_EXERCISE REQUIREMENTS_
Select all lines in the records that include "moderate".

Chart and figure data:
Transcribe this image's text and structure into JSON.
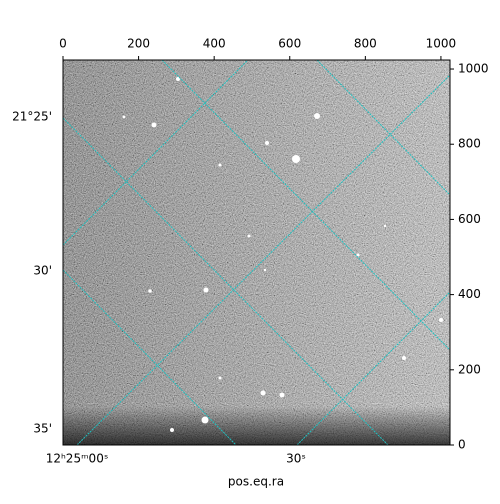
{
  "chart_data": {
    "type": "image",
    "xlabel": "pos.eq.ra",
    "xlim": [
      0,
      1024
    ],
    "xticks": [
      0,
      200,
      400,
      600,
      800,
      1000
    ],
    "ylim": [
      0,
      1024
    ],
    "yticks": [
      0,
      200,
      400,
      600,
      800,
      1000
    ],
    "dec_labels": [
      "21°25'",
      "30'",
      "35'"
    ],
    "ra_labels": [
      "12ʰ25ᵐ00ˢ",
      "30ˢ"
    ],
    "grid_color": "#20c0c0"
  }
}
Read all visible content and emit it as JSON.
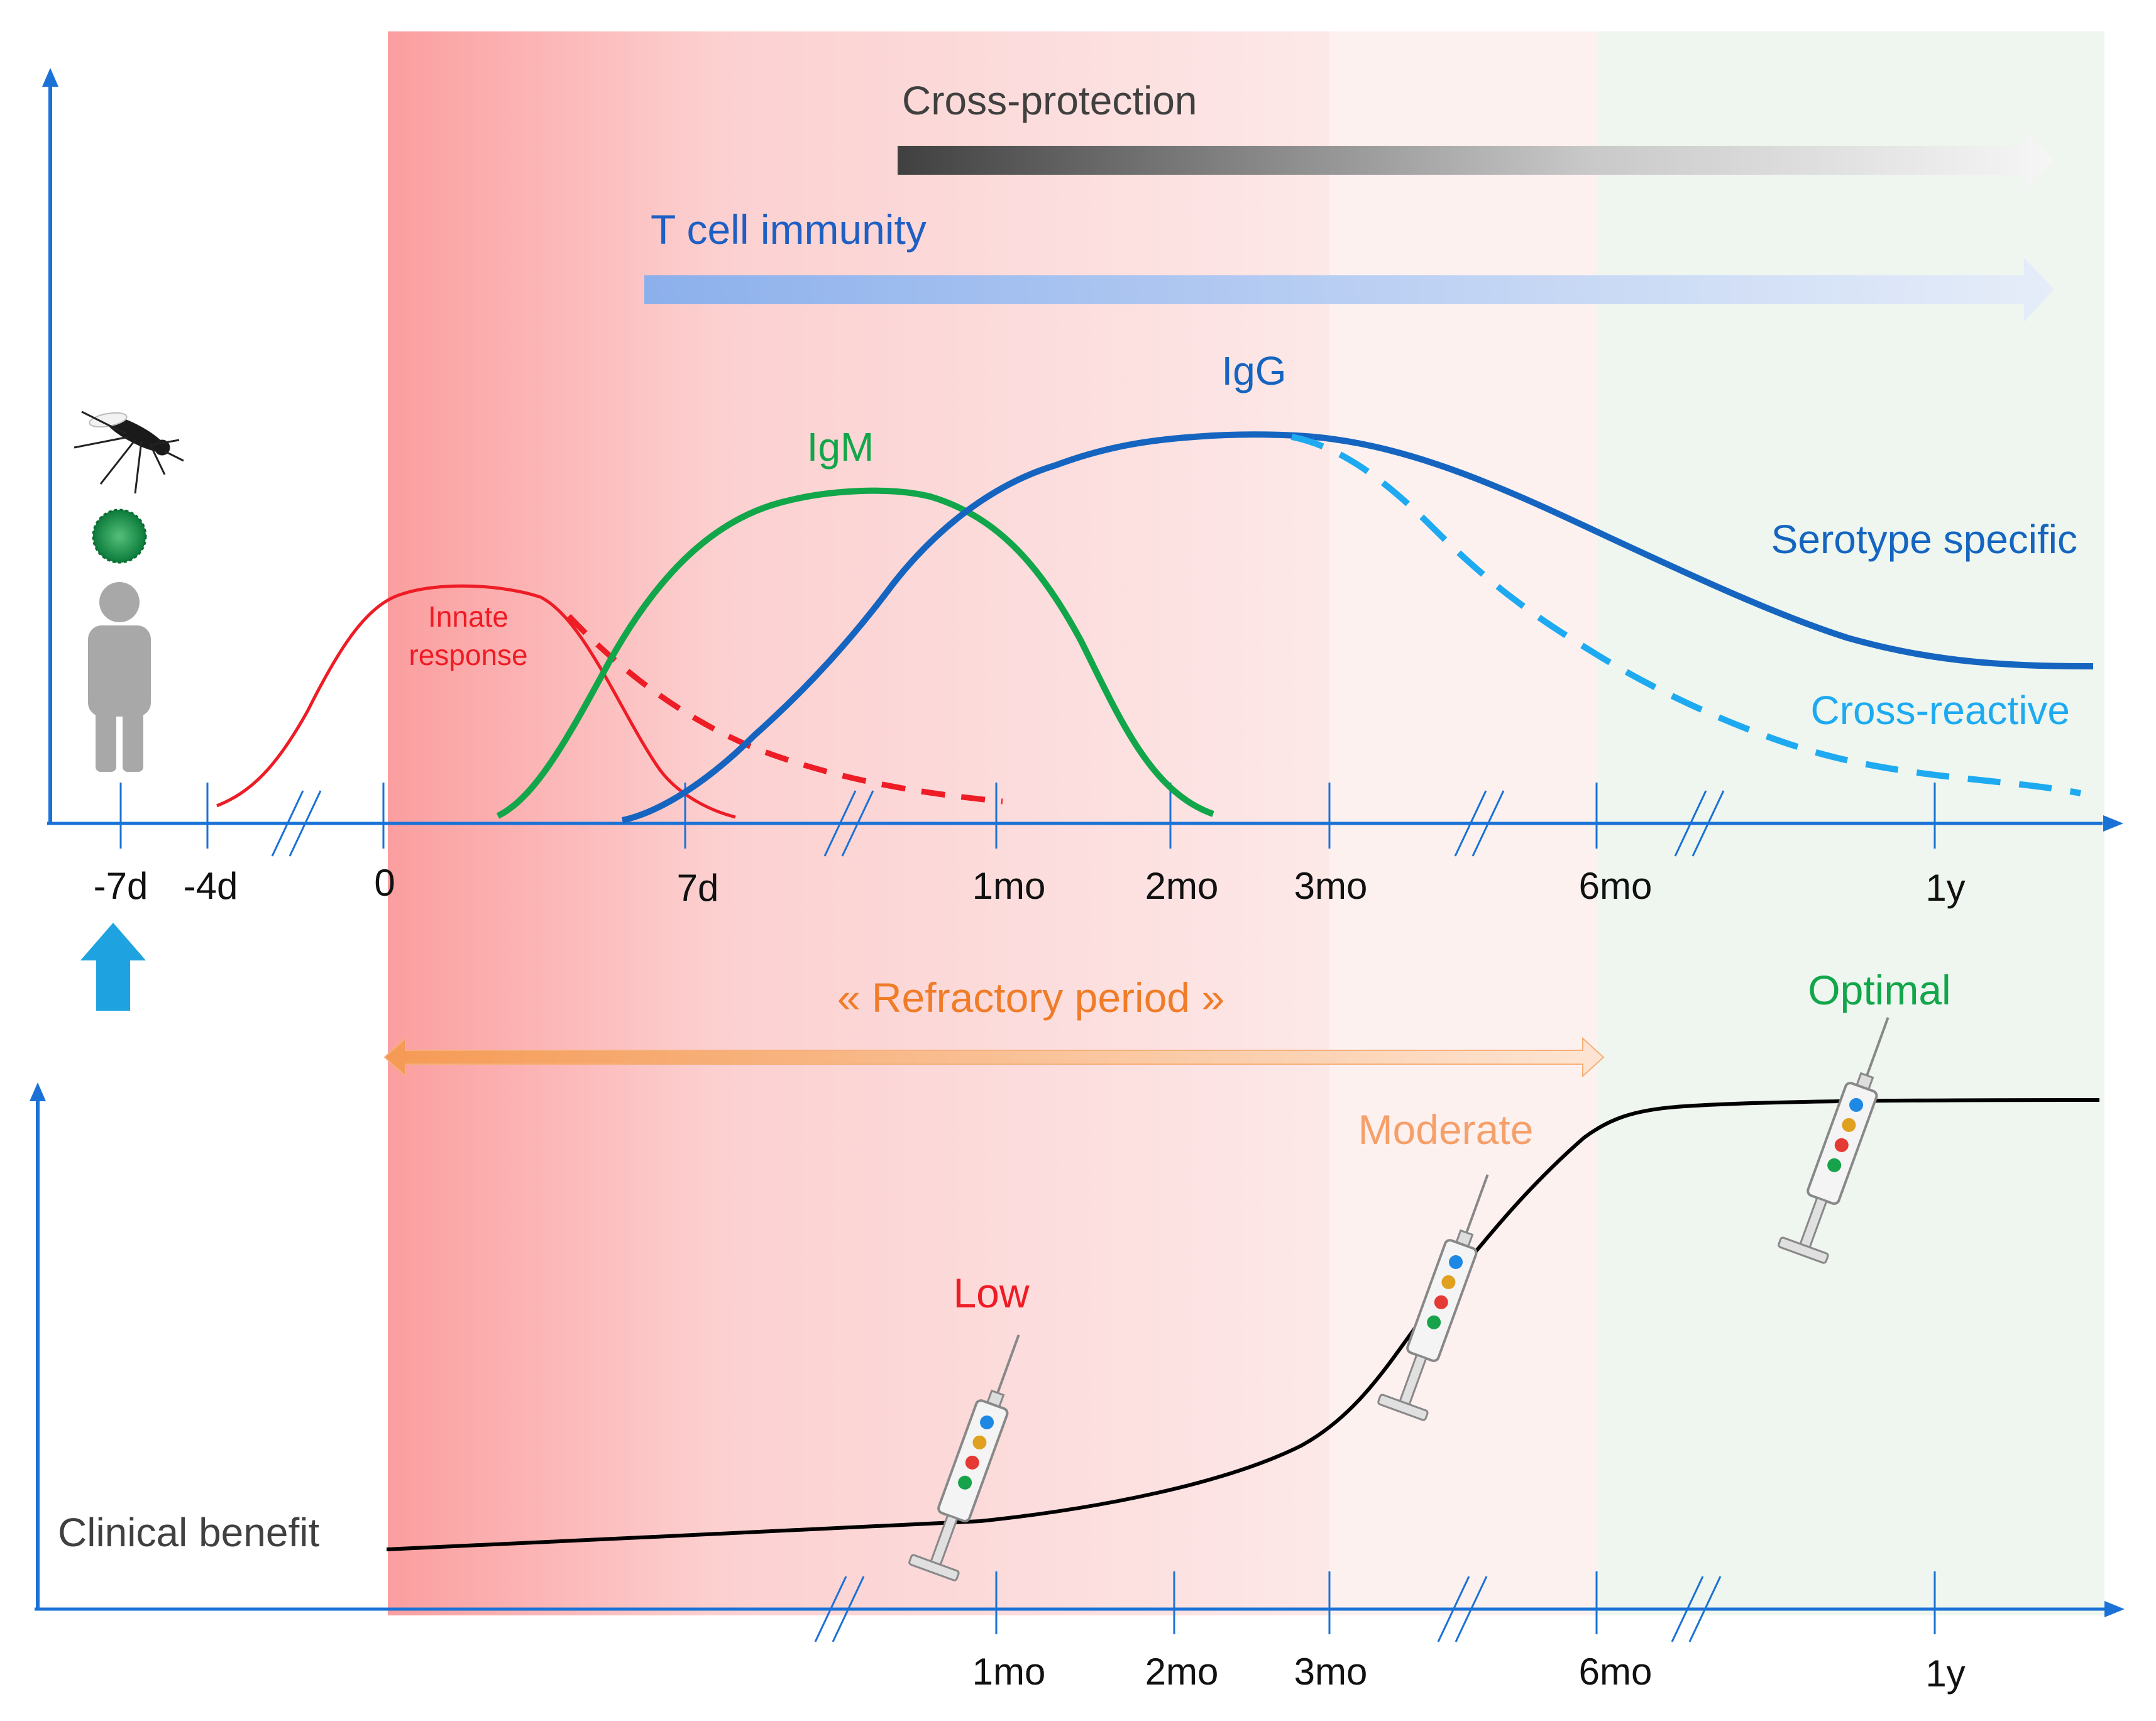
{
  "labels": {
    "cross_protection": "Cross-protection",
    "t_cell_immunity": "T cell immunity",
    "igg": "IgG",
    "igm": "IgM",
    "innate_line1": "Innate",
    "innate_line2": "response",
    "serotype_specific": "Serotype specific",
    "cross_reactive": "Cross-reactive",
    "refractory_period": "« Refractory period »",
    "clinical_benefit": "Clinical benefit",
    "low": "Low",
    "moderate": "Moderate",
    "optimal": "Optimal"
  },
  "top_axis_ticks": [
    "-7d",
    "-4d",
    "0",
    "7d",
    "1mo",
    "2mo",
    "3mo",
    "6mo",
    "1y"
  ],
  "bottom_axis_ticks": [
    "1mo",
    "2mo",
    "3mo",
    "6mo",
    "1y"
  ],
  "colors": {
    "axis": "#1a72d6",
    "innate": "#ee1c25",
    "igm": "#12a64a",
    "igg": "#1565c0",
    "cross_reactive": "#1eaaf1",
    "refractory": "#f08a3a",
    "clinical": "#000000",
    "low": "#ee1c25",
    "moderate": "#f5a06a",
    "optimal": "#12a64a"
  }
}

_IN RESPONSE_
    "moderate": "Moderate",
    "moderate": "#f5a06a",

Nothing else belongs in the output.